[Exercise objective]: Copy, from the entries below, each line where the word "Camanchaca" can be found.

(Collected data)
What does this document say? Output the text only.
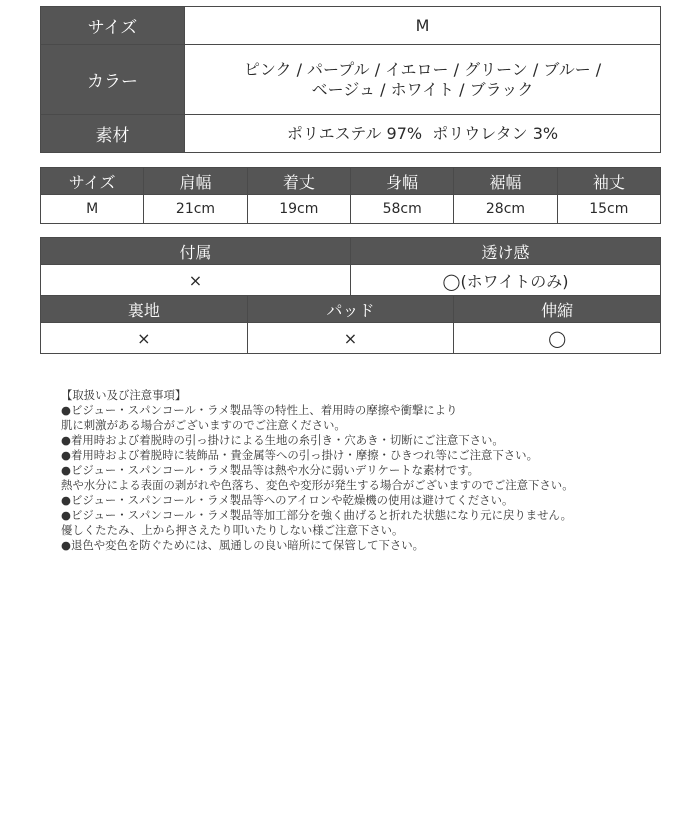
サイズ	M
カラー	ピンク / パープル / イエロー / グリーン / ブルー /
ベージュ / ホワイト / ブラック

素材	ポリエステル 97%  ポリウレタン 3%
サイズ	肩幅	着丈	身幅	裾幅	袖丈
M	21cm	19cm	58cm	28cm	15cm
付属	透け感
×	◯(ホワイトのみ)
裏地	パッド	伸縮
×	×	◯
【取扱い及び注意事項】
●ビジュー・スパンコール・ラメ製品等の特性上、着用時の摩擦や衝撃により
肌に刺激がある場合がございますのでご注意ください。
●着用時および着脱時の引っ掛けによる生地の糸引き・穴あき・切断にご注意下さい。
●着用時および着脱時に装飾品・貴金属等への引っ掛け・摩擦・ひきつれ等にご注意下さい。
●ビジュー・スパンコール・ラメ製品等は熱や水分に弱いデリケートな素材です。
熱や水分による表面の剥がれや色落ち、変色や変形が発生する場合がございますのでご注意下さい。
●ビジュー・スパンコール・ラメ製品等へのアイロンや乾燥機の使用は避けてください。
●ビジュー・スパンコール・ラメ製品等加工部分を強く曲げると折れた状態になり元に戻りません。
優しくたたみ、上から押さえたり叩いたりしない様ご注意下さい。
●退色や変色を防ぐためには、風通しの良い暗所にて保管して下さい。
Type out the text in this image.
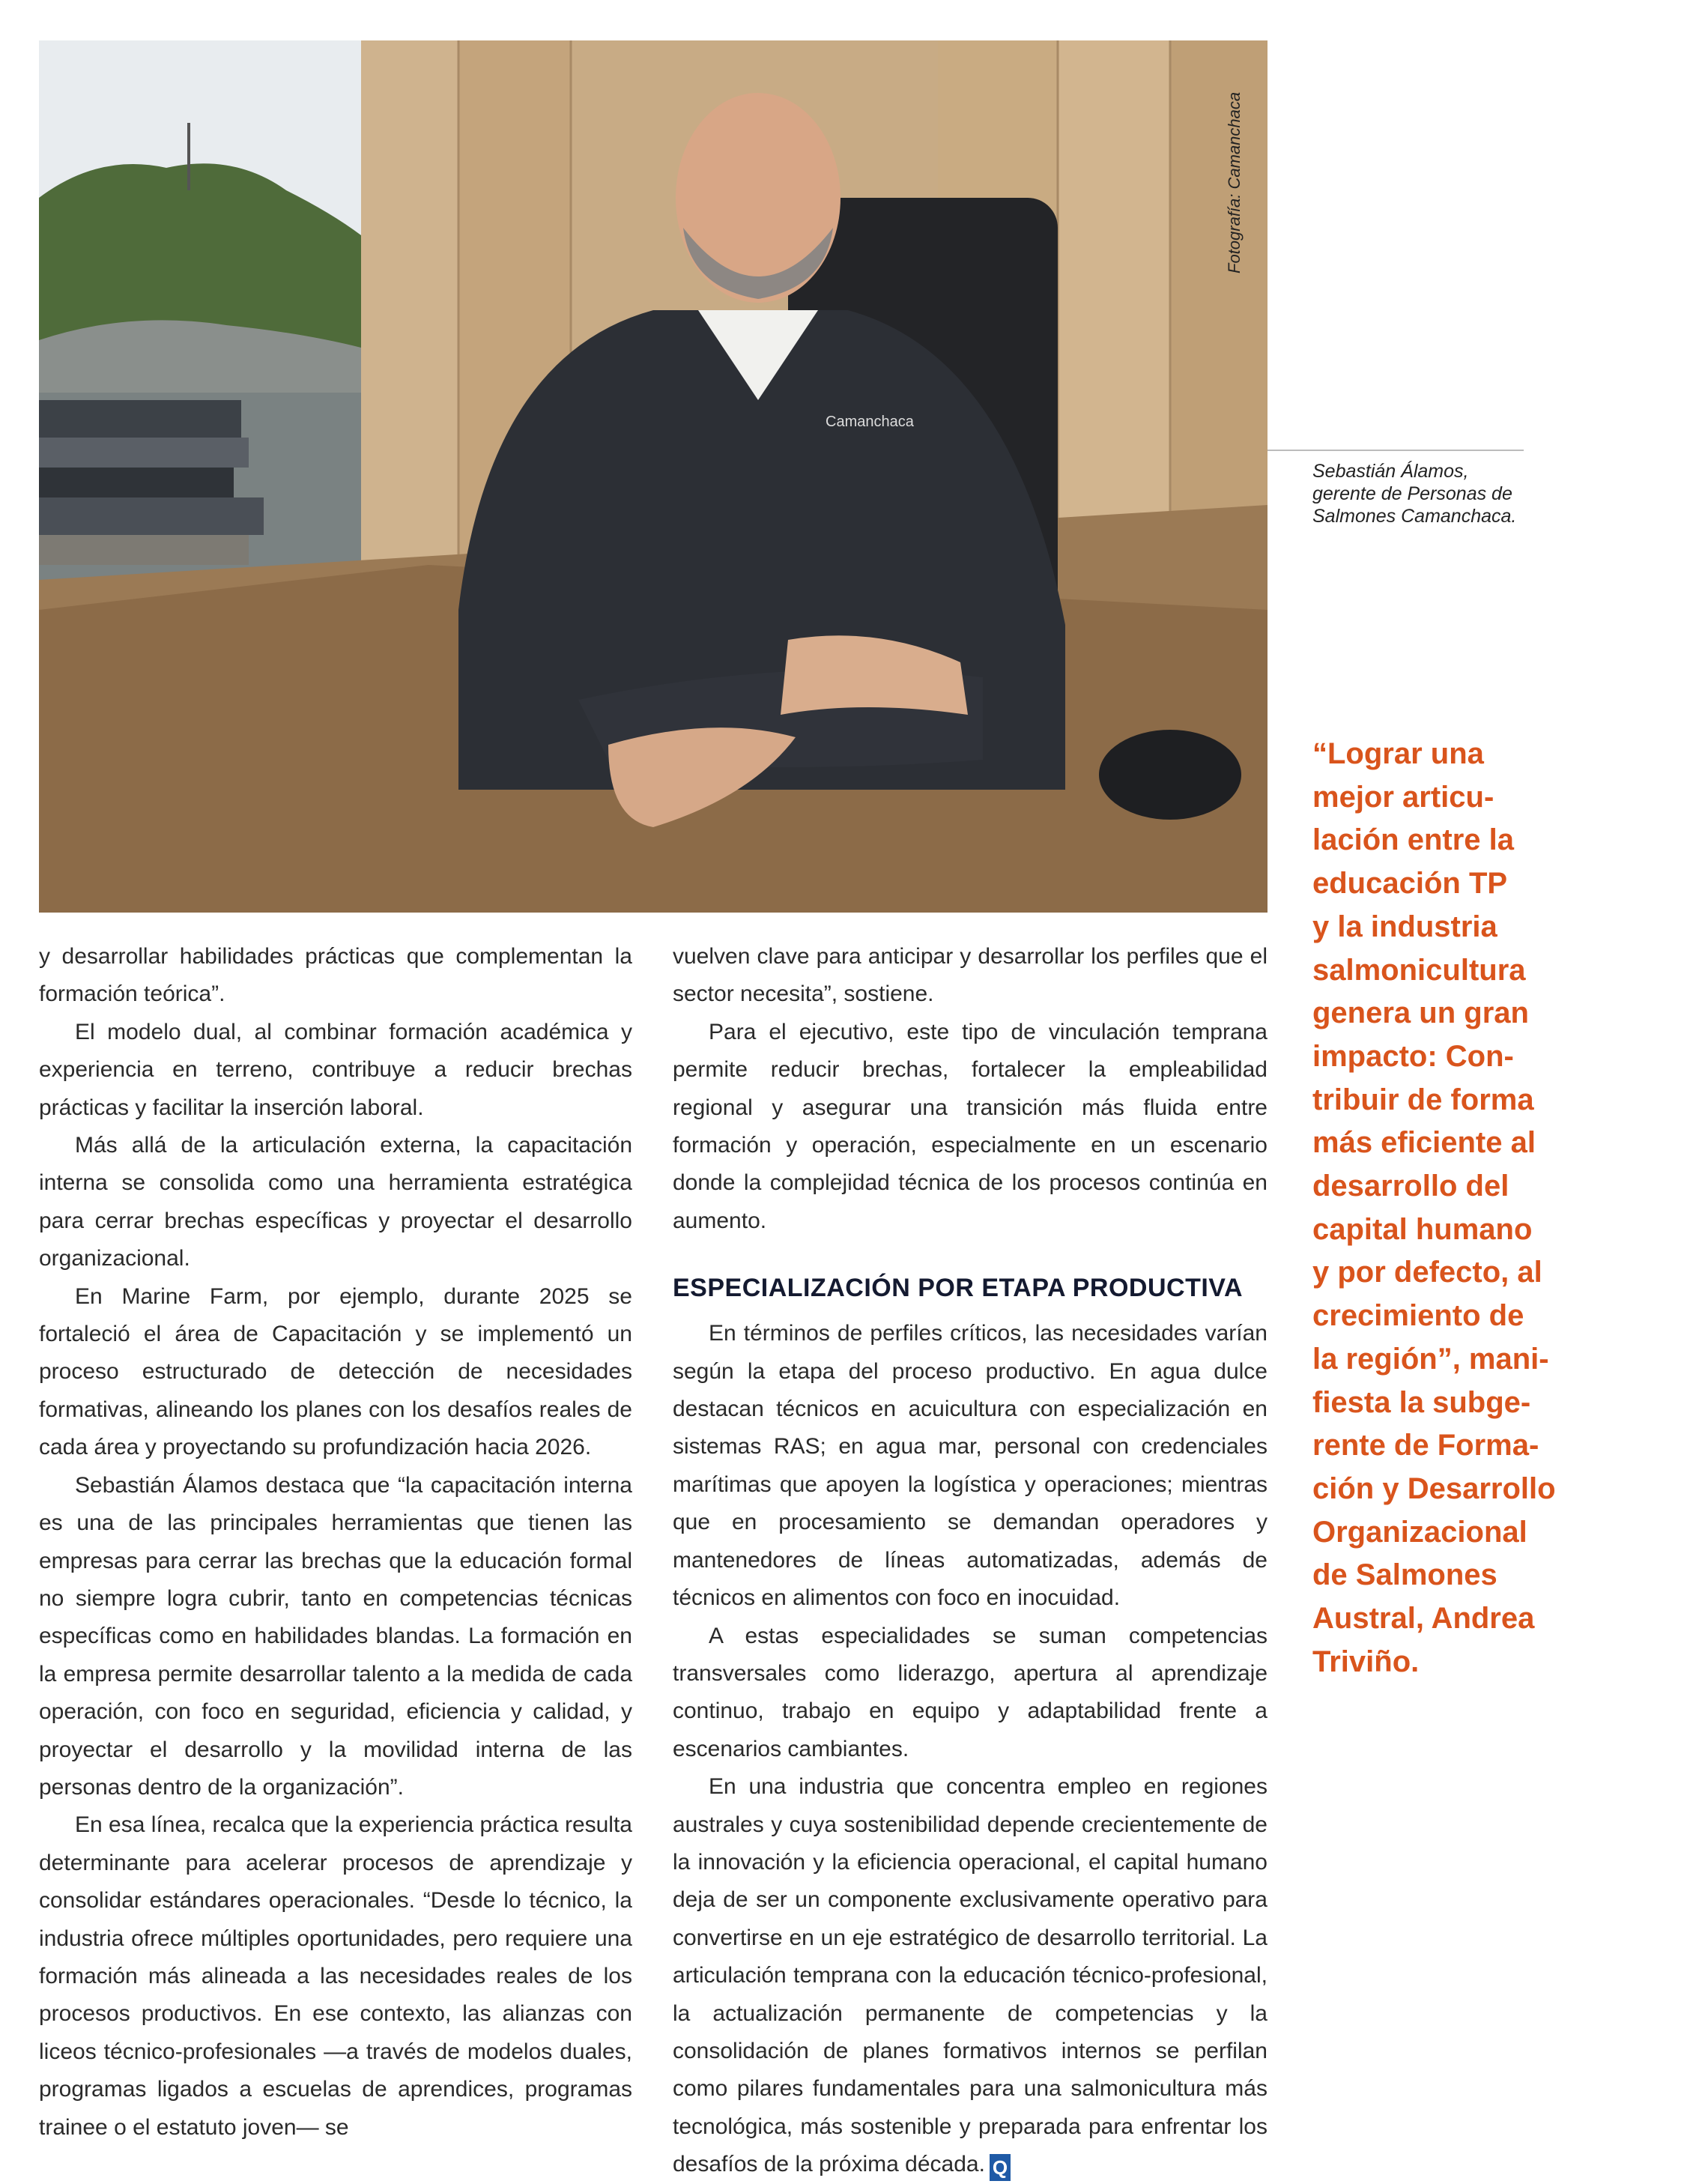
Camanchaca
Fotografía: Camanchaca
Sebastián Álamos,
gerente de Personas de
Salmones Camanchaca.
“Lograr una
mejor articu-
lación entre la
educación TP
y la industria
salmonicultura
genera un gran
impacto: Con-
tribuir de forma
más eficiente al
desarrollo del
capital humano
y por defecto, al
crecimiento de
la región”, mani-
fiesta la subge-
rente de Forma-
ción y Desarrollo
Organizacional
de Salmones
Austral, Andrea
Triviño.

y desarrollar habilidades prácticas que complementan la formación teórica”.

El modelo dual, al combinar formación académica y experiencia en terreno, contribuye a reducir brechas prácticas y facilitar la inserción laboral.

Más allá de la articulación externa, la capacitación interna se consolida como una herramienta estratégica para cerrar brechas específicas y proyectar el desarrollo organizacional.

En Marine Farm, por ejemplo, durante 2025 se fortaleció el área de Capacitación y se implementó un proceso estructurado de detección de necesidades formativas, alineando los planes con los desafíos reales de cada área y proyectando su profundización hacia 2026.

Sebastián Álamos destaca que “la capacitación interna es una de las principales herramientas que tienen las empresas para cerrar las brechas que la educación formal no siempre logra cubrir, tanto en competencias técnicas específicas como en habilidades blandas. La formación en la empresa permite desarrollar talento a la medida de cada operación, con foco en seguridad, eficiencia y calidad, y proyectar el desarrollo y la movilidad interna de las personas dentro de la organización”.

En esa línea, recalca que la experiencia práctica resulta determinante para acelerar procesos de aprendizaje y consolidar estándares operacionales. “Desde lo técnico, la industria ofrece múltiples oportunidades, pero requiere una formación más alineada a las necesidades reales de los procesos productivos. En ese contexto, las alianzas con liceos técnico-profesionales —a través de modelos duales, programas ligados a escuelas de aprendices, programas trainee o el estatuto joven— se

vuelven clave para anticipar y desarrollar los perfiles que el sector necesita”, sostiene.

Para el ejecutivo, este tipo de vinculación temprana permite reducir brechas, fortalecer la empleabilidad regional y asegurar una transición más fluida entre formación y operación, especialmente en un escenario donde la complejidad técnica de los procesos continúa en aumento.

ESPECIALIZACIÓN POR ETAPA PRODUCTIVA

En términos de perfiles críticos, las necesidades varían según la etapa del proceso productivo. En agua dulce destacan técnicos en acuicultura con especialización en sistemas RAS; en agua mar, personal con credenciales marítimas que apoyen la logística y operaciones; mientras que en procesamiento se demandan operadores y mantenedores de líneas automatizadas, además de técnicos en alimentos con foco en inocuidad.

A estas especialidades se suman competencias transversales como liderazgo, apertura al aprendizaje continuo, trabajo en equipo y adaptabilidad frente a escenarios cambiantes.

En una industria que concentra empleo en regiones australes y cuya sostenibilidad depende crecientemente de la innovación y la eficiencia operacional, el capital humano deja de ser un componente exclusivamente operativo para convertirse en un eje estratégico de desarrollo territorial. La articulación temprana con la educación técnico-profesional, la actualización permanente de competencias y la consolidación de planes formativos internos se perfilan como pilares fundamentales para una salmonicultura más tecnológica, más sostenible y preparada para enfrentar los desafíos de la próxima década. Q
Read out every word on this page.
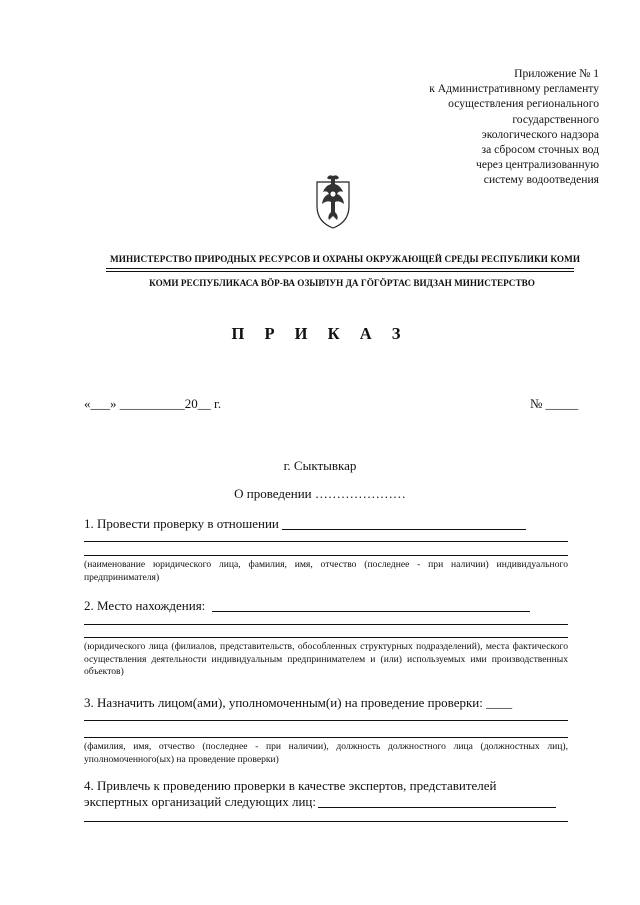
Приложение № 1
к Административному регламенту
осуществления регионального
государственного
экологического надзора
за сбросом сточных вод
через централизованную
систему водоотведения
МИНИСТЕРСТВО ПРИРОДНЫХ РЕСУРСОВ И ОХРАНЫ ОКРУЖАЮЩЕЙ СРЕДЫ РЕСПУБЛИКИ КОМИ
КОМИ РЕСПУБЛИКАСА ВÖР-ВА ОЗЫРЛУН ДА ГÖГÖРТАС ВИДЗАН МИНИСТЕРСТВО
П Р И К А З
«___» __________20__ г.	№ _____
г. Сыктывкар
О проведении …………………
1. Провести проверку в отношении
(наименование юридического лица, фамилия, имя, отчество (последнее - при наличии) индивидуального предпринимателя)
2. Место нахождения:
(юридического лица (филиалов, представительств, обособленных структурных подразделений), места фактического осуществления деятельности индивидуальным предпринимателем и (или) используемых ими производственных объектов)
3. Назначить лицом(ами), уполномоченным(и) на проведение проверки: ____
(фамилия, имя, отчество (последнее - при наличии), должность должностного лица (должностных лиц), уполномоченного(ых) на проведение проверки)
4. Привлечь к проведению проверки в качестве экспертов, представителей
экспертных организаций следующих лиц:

[Reply]:
Camanchaca
Fotografía: Camanchaca
Salmones Camanchaca.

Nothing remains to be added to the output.